> _Stated problem_
Quote the entries word for word. Omit the pictures.

> _Working data_

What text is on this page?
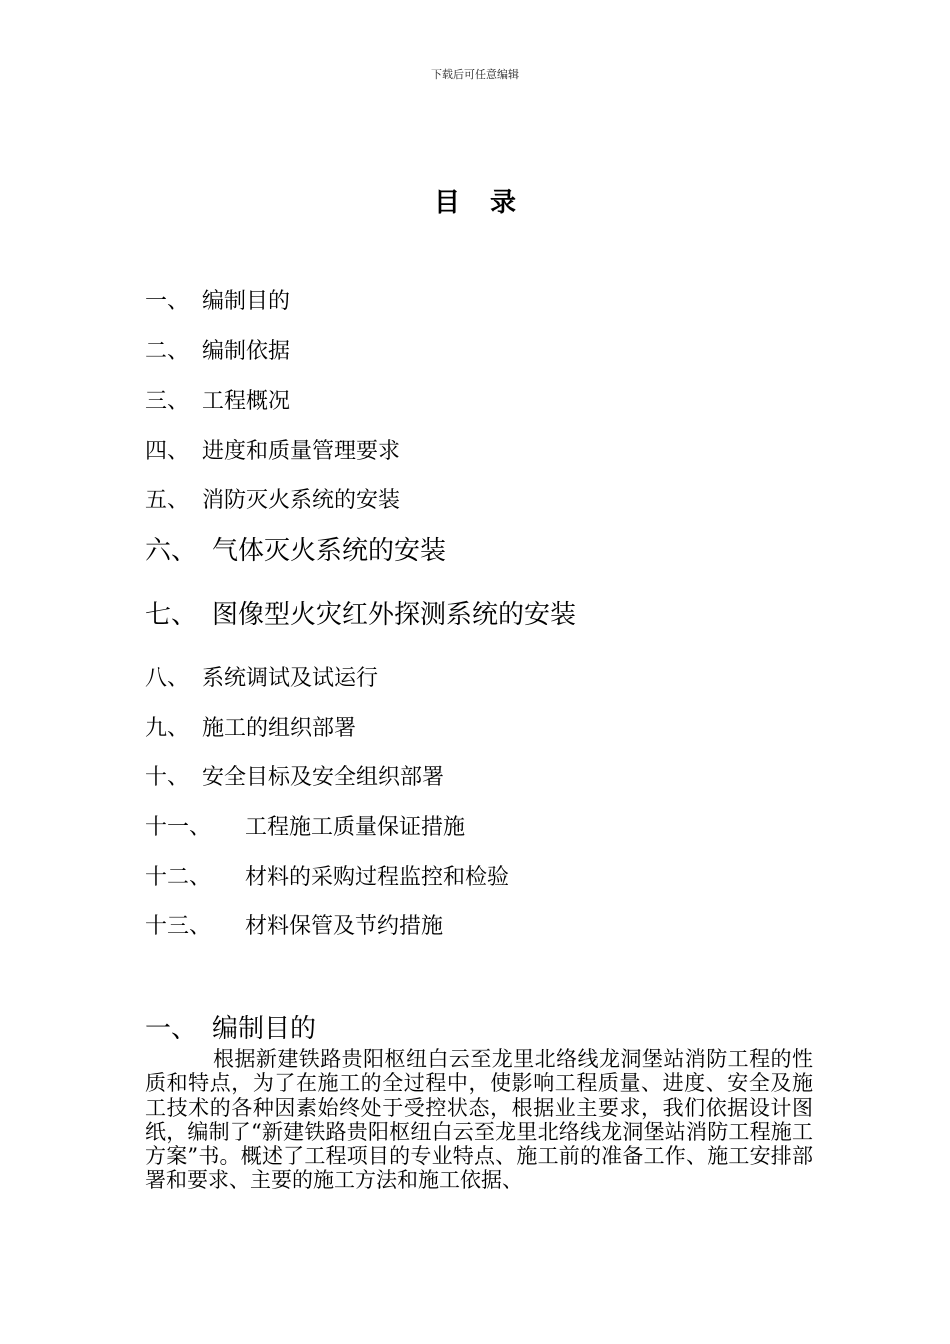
下载后可任意编辑
目录
一、 编制目的
二、 编制依据
三、 工程概况
四、 进度和质量管理要求
五、 消防灭火系统的安装
六、 气体灭火系统的安装
七、 图像型火灾红外探测系统的安装
八、 系统调试及试运行
九、 施工的组织部署
十、 安全目标及安全组织部署
十一、	工程施工质量保证措施
十二、	材料的采购过程监控和检验
十三、	材料保管及节约措施
一、 编制目的
根据新建铁路贵阳枢纽白云至龙里北络线龙洞堡站消防工程的性质和特点，为了在施工的全过程中，使影响工程质量、进度、安全及施工技术的各种因素始终处于受控状态，根据业主要求，我们依据设计图纸，编制了“新建铁路贵阳枢纽白云至龙里北络线龙洞堡站消防工程施工方案”书。概述了工程项目的专业特点、施工前的准备工作、施工安排部署和要求、主要的施工方法和施工依据、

> _Answer in full_
What text is on this page?
下载后可任意编辑
目录
一、 编制目的
二、 编制依据
三、 工程概况
四、 进度和质量管理要求
五、 消防灭火系统的安装
六、 气体灭火系统的安装
七、 图像型火灾红外探测系统的安装
八、 系统调试及试运行
九、 施工的组织部署
十、 安全目标及安全组织部署
十一、	工程施工质量保证措施
十二、	材料的采购过程监控和检验
十三、	材料保管及节约措施
一、 编制目的
根据新建铁路贵阳枢纽白云至龙里北络线龙洞堡站消防工程的性质和特点，为了在施工的全过程中，使影响工程质量、进度、安全及施工技术的各种因素始终处于受控状态，根据业主要求，我们依据设计图纸，编制了“新建铁路贵阳枢纽白云至龙里北络线龙洞堡站消防工程施工方案”书。概述了工程项目的专业特点、施工前的准备工作、施工安排部署和要求、主要的施工方法和施工依据、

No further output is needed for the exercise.